**Objective**
Search the material for "date" and show all lines that contain it.

**Provided entries**
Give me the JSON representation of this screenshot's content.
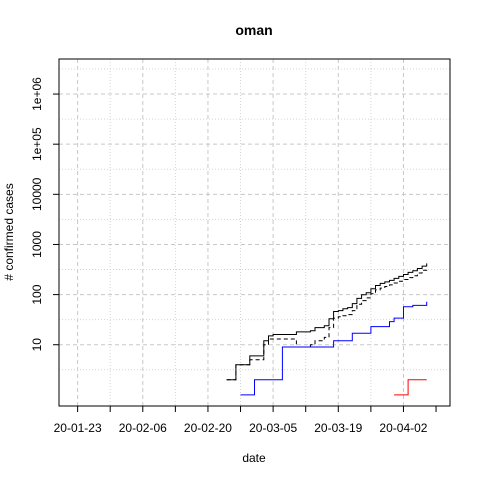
{
  "chart_data": {
    "type": "line",
    "title": "oman",
    "xlabel": "date",
    "ylabel": "# confirmed cases",
    "y_scale": "log",
    "ylim": [
      0.6,
      5000000
    ],
    "xlim": [
      "2020-01-19",
      "2020-04-12"
    ],
    "grid": true,
    "x_ticks": [
      {
        "date": "2020-01-23",
        "label": "20-01-23"
      },
      {
        "date": "2020-02-06",
        "label": "20-02-06"
      },
      {
        "date": "2020-02-20",
        "label": "20-02-20"
      },
      {
        "date": "2020-03-05",
        "label": "20-03-05"
      },
      {
        "date": "2020-03-19",
        "label": "20-03-19"
      },
      {
        "date": "2020-04-02",
        "label": "20-04-02"
      }
    ],
    "y_ticks": [
      {
        "value": 10,
        "label": "10"
      },
      {
        "value": 100,
        "label": "100"
      },
      {
        "value": 1000,
        "label": "1000"
      },
      {
        "value": 10000,
        "label": "10000"
      },
      {
        "value": 100000,
        "label": "1e+05"
      },
      {
        "value": 1000000,
        "label": "1e+06"
      }
    ],
    "series": [
      {
        "color": "#000000",
        "dash": "solid",
        "points": [
          [
            "2020-02-24",
            2
          ],
          [
            "2020-02-25",
            2
          ],
          [
            "2020-02-26",
            4
          ],
          [
            "2020-02-28",
            4
          ],
          [
            "2020-02-29",
            6
          ],
          [
            "2020-03-02",
            6
          ],
          [
            "2020-03-03",
            12
          ],
          [
            "2020-03-04",
            15
          ],
          [
            "2020-03-05",
            16
          ],
          [
            "2020-03-09",
            16
          ],
          [
            "2020-03-10",
            18
          ],
          [
            "2020-03-12",
            18
          ],
          [
            "2020-03-13",
            19
          ],
          [
            "2020-03-14",
            22
          ],
          [
            "2020-03-15",
            22
          ],
          [
            "2020-03-16",
            24
          ],
          [
            "2020-03-17",
            33
          ],
          [
            "2020-03-18",
            46
          ],
          [
            "2020-03-19",
            48
          ],
          [
            "2020-03-20",
            52
          ],
          [
            "2020-03-21",
            55
          ],
          [
            "2020-03-22",
            66
          ],
          [
            "2020-03-23",
            84
          ],
          [
            "2020-03-24",
            99
          ],
          [
            "2020-03-25",
            109
          ],
          [
            "2020-03-26",
            131
          ],
          [
            "2020-03-27",
            152
          ],
          [
            "2020-03-28",
            167
          ],
          [
            "2020-03-29",
            179
          ],
          [
            "2020-03-30",
            192
          ],
          [
            "2020-03-31",
            210
          ],
          [
            "2020-04-01",
            231
          ],
          [
            "2020-04-02",
            252
          ],
          [
            "2020-04-03",
            277
          ],
          [
            "2020-04-04",
            298
          ],
          [
            "2020-04-05",
            331
          ],
          [
            "2020-04-06",
            371
          ],
          [
            "2020-04-07",
            419
          ]
        ]
      },
      {
        "color": "#000000",
        "dash": "dashed",
        "points": [
          [
            "2020-02-24",
            2
          ],
          [
            "2020-02-25",
            2
          ],
          [
            "2020-02-26",
            4
          ],
          [
            "2020-02-28",
            4
          ],
          [
            "2020-02-29",
            5
          ],
          [
            "2020-03-02",
            5
          ],
          [
            "2020-03-03",
            10
          ],
          [
            "2020-03-04",
            13
          ],
          [
            "2020-03-05",
            13
          ],
          [
            "2020-03-09",
            13
          ],
          [
            "2020-03-10",
            9
          ],
          [
            "2020-03-12",
            9
          ],
          [
            "2020-03-13",
            10
          ],
          [
            "2020-03-14",
            12
          ],
          [
            "2020-03-15",
            12
          ],
          [
            "2020-03-16",
            14
          ],
          [
            "2020-03-17",
            22
          ],
          [
            "2020-03-18",
            34
          ],
          [
            "2020-03-19",
            36
          ],
          [
            "2020-03-20",
            38
          ],
          [
            "2020-03-21",
            40
          ],
          [
            "2020-03-22",
            48
          ],
          [
            "2020-03-23",
            64
          ],
          [
            "2020-03-24",
            76
          ],
          [
            "2020-03-25",
            86
          ],
          [
            "2020-03-26",
            104
          ],
          [
            "2020-03-27",
            124
          ],
          [
            "2020-03-28",
            135
          ],
          [
            "2020-03-29",
            145
          ],
          [
            "2020-03-30",
            156
          ],
          [
            "2020-03-31",
            170
          ],
          [
            "2020-04-01",
            185
          ],
          [
            "2020-04-02",
            200
          ],
          [
            "2020-04-03",
            218
          ],
          [
            "2020-04-04",
            238
          ],
          [
            "2020-04-05",
            270
          ],
          [
            "2020-04-06",
            305
          ],
          [
            "2020-04-07",
            345
          ]
        ]
      },
      {
        "color": "#0000ff",
        "dash": "solid",
        "points": [
          [
            "2020-02-27",
            1
          ],
          [
            "2020-02-29",
            1
          ],
          [
            "2020-03-01",
            2
          ],
          [
            "2020-03-06",
            2
          ],
          [
            "2020-03-07",
            9
          ],
          [
            "2020-03-17",
            9
          ],
          [
            "2020-03-18",
            12
          ],
          [
            "2020-03-21",
            12
          ],
          [
            "2020-03-22",
            17
          ],
          [
            "2020-03-25",
            17
          ],
          [
            "2020-03-26",
            23
          ],
          [
            "2020-03-29",
            23
          ],
          [
            "2020-03-30",
            29
          ],
          [
            "2020-03-31",
            34
          ],
          [
            "2020-04-01",
            34
          ],
          [
            "2020-04-02",
            57
          ],
          [
            "2020-04-03",
            57
          ],
          [
            "2020-04-04",
            61
          ],
          [
            "2020-04-06",
            61
          ],
          [
            "2020-04-07",
            72
          ]
        ]
      },
      {
        "color": "#ff0000",
        "dash": "solid",
        "points": [
          [
            "2020-03-31",
            1
          ],
          [
            "2020-04-02",
            1
          ],
          [
            "2020-04-03",
            2
          ],
          [
            "2020-04-07",
            2
          ]
        ]
      }
    ]
  }
}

**Task response**
    "xlabel": "date",
        "date": "2020-01-23",
        "date": "2020-02-06",
        "date": "2020-02-20",
        "date": "2020-03-05",
        "date": "2020-03-19",
        "date": "2020-04-02",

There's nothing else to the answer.